:: The records ::

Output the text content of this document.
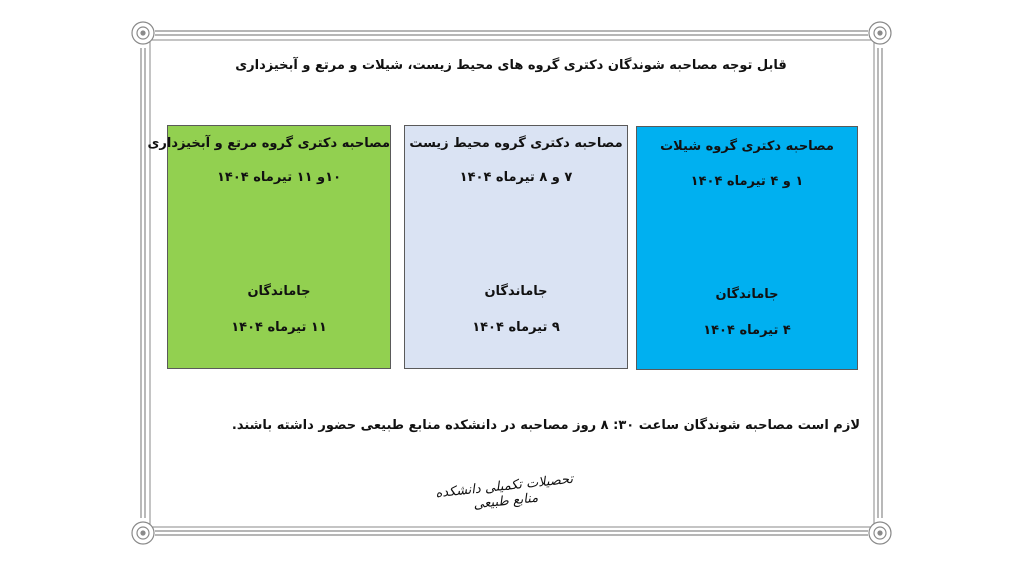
قابل توجه مصاحبه شوندگان دکتری گروه های محیط زیست، شیلات و مرتع و آبخیزداری
مصاحبه دکتری گروه مرتع و آبخیزداری
۱۰و ۱۱ تیرماه ۱۴۰۴
جاماندگان
۱۱ تیرماه ۱۴۰۴
مصاحبه دکتری گروه محیط زیست
۷ و ۸ تیرماه ۱۴۰۴
جاماندگان
۹ تیرماه ۱۴۰۴
مصاحبه دکتری گروه شیلات
۱ و ۴ تیرماه ۱۴۰۴
جاماندگان
۴ تیرماه ۱۴۰۴
لازم است مصاحبه شوندگان ساعت ۳۰: ۸ روز مصاحبه در دانشکده منابع طبیعی حضور داشته باشند.
تحصیلات تکمیلی دانشکده منابع طبیعی
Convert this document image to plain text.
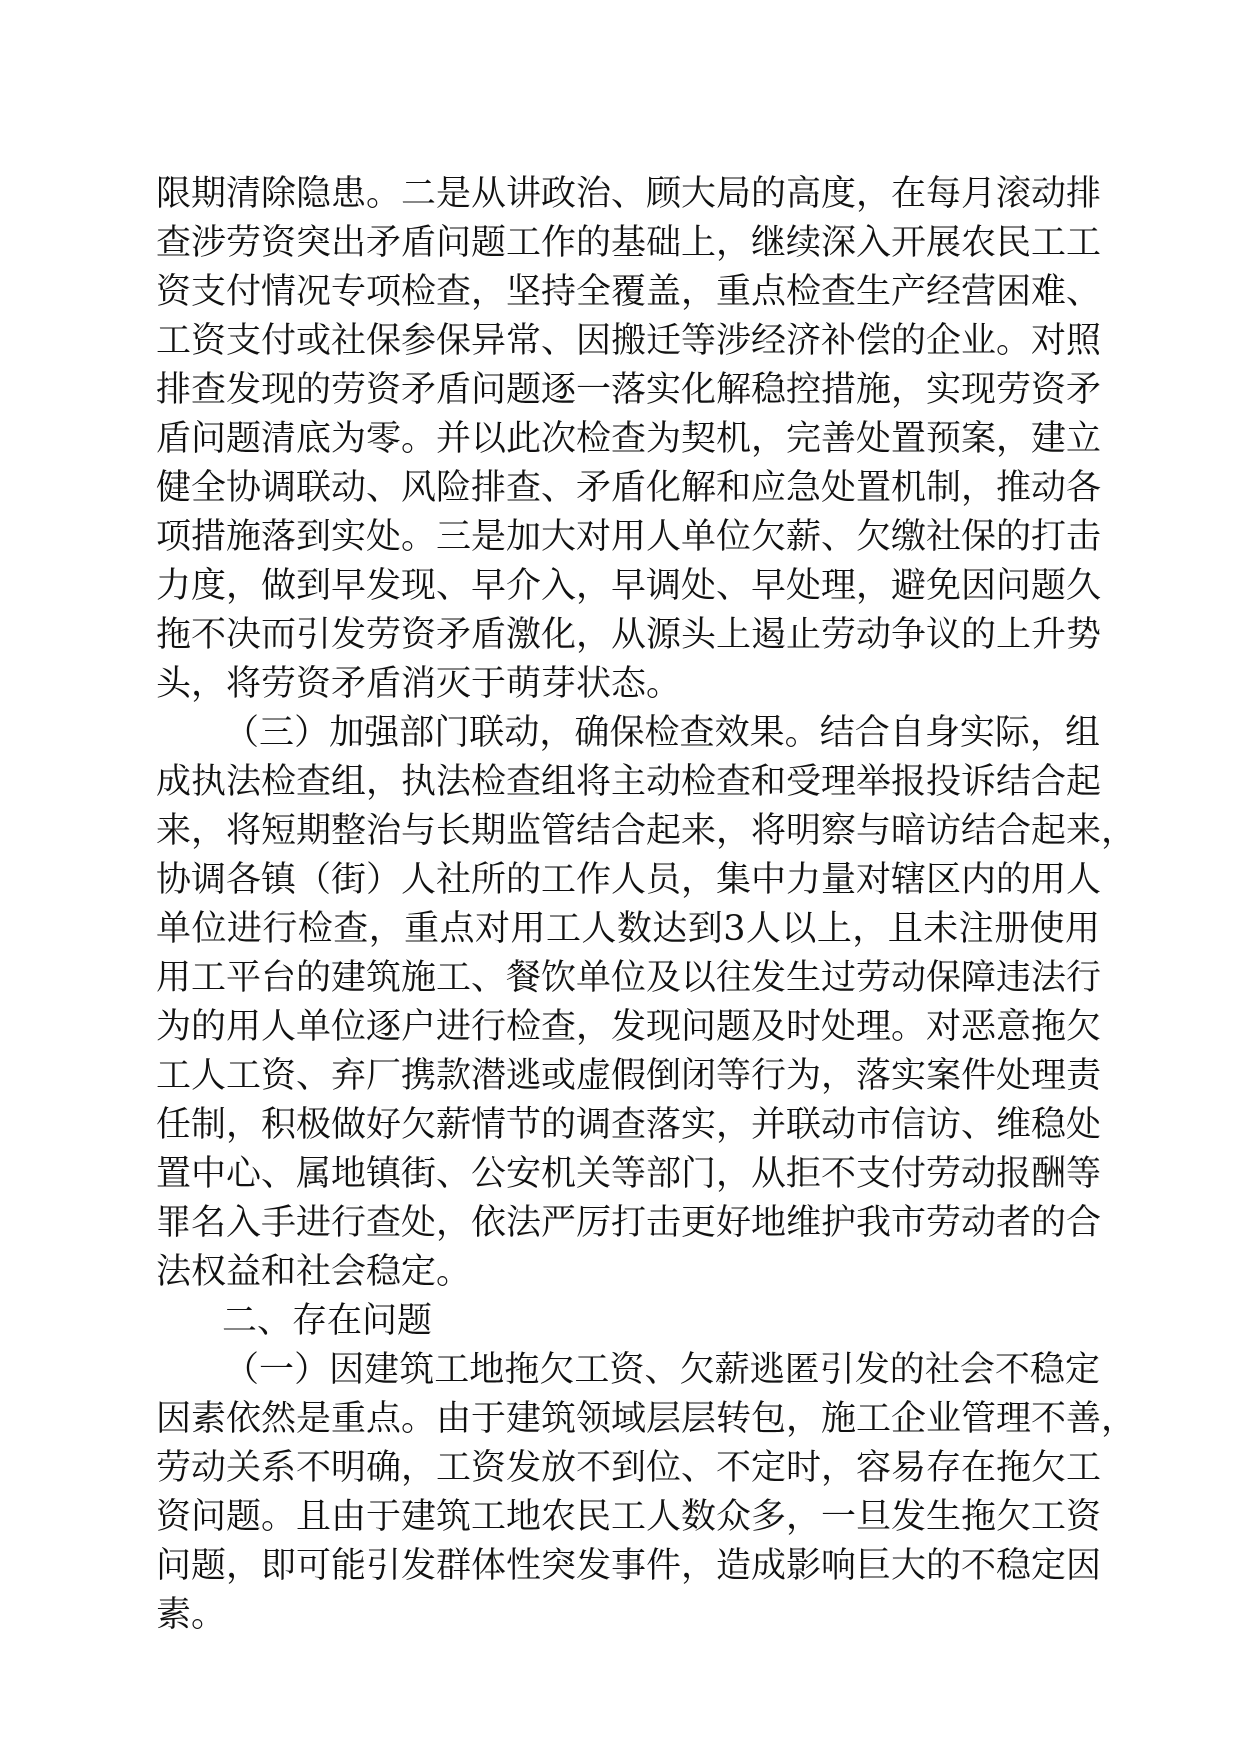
限期清除隐患。二是从讲政治、顾大局的高度，在每月滚动排
查涉劳资突出矛盾问题工作的基础上，继续深入开展农民工工
资支付情况专项检查，坚持全覆盖，重点检查生产经营困难、
工资支付或社保参保异常、因搬迁等涉经济补偿的企业。对照
排查发现的劳资矛盾问题逐一落实化解稳控措施，实现劳资矛
盾问题清底为零。并以此次检查为契机，完善处置预案，建立
健全协调联动、风险排查、矛盾化解和应急处置机制，推动各
项措施落到实处。三是加大对用人单位欠薪、欠缴社保的打击
力度，做到早发现、早介入，早调处、早处理，避免因问题久
拖不决而引发劳资矛盾激化，从源头上遏止劳动争议的上升势
头，将劳资矛盾消灭于萌芽状态。
（三）加强部门联动，确保检查效果。结合自身实际，组
成执法检查组，执法检查组将主动检查和受理举报投诉结合起
来，将短期整治与长期监管结合起来，将明察与暗访结合起来，
协调各镇（街）人社所的工作人员，集中力量对辖区内的用人
单位进行检查，重点对用工人数达到3人以上，且未注册使用
用工平台的建筑施工、餐饮单位及以往发生过劳动保障违法行
为的用人单位逐户进行检查，发现问题及时处理。对恶意拖欠
工人工资、弃厂携款潜逃或虚假倒闭等行为，落实案件处理责
任制，积极做好欠薪情节的调查落实，并联动市信访、维稳处
置中心、属地镇街、公安机关等部门，从拒不支付劳动报酬等
罪名入手进行查处，依法严厉打击更好地维护我市劳动者的合
法权益和社会稳定。
二、存在问题
（一）因建筑工地拖欠工资、欠薪逃匿引发的社会不稳定
因素依然是重点。由于建筑领域层层转包，施工企业管理不善，
劳动关系不明确，工资发放不到位、不定时，容易存在拖欠工
资问题。且由于建筑工地农民工人数众多，一旦发生拖欠工资
问题，即可能引发群体性突发事件，造成影响巨大的不稳定因
素。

:::

# [Task to carry out]
Copy all the lines of data exactly as they appear, dropping any images.

# [Solution to this exercise]
Output the text content of this document.
قابل توجه مصاحبه شوندگان دکتری گروه های محیط زیست، شیلات و مرتع و آبخیزداری
مصاحبه دکتری گروه مرتع و آبخیزداری
۱۰و ۱۱ تیرماه ۱۴۰۴
جاماندگان
۱۱ تیرماه ۱۴۰۴
مصاحبه دکتری گروه محیط زیست
۷ و ۸ تیرماه ۱۴۰۴
جاماندگان
۹ تیرماه ۱۴۰۴
مصاحبه دکتری گروه شیلات
۱ و ۴ تیرماه ۱۴۰۴
جاماندگان
۴ تیرماه ۱۴۰۴
لازم است مصاحبه شوندگان ساعت ۳۰: ۸ روز مصاحبه در دانشکده منابع طبیعی حضور داشته باشند.
تحصیلات تکمیلی دانشکده منابع طبیعی
Convert this document image to plain text.
限期清除隐患。二是从讲政治、顾大局的高度，在每月滚动排
查涉劳资突出矛盾问题工作的基础上，继续深入开展农民工工
资支付情况专项检查，坚持全覆盖，重点检查生产经营困难、
工资支付或社保参保异常、因搬迁等涉经济补偿的企业。对照
排查发现的劳资矛盾问题逐一落实化解稳控措施，实现劳资矛
盾问题清底为零。并以此次检查为契机，完善处置预案，建立
健全协调联动、风险排查、矛盾化解和应急处置机制，推动各
项措施落到实处。三是加大对用人单位欠薪、欠缴社保的打击
力度，做到早发现、早介入，早调处、早处理，避免因问题久
拖不决而引发劳资矛盾激化，从源头上遏止劳动争议的上升势
头，将劳资矛盾消灭于萌芽状态。
（三）加强部门联动，确保检查效果。结合自身实际，组
成执法检查组，执法检查组将主动检查和受理举报投诉结合起
来，将短期整治与长期监管结合起来，将明察与暗访结合起来，
协调各镇（街）人社所的工作人员，集中力量对辖区内的用人
单位进行检查，重点对用工人数达到3人以上，且未注册使用
用工平台的建筑施工、餐饮单位及以往发生过劳动保障违法行
为的用人单位逐户进行检查，发现问题及时处理。对恶意拖欠
工人工资、弃厂携款潜逃或虚假倒闭等行为，落实案件处理责
任制，积极做好欠薪情节的调查落实，并联动市信访、维稳处
置中心、属地镇街、公安机关等部门，从拒不支付劳动报酬等
罪名入手进行查处，依法严厉打击更好地维护我市劳动者的合
法权益和社会稳定。
二、存在问题
（一）因建筑工地拖欠工资、欠薪逃匿引发的社会不稳定
因素依然是重点。由于建筑领域层层转包，施工企业管理不善，
劳动关系不明确，工资发放不到位、不定时，容易存在拖欠工
资问题。且由于建筑工地农民工人数众多，一旦发生拖欠工资
问题，即可能引发群体性突发事件，造成影响巨大的不稳定因
素。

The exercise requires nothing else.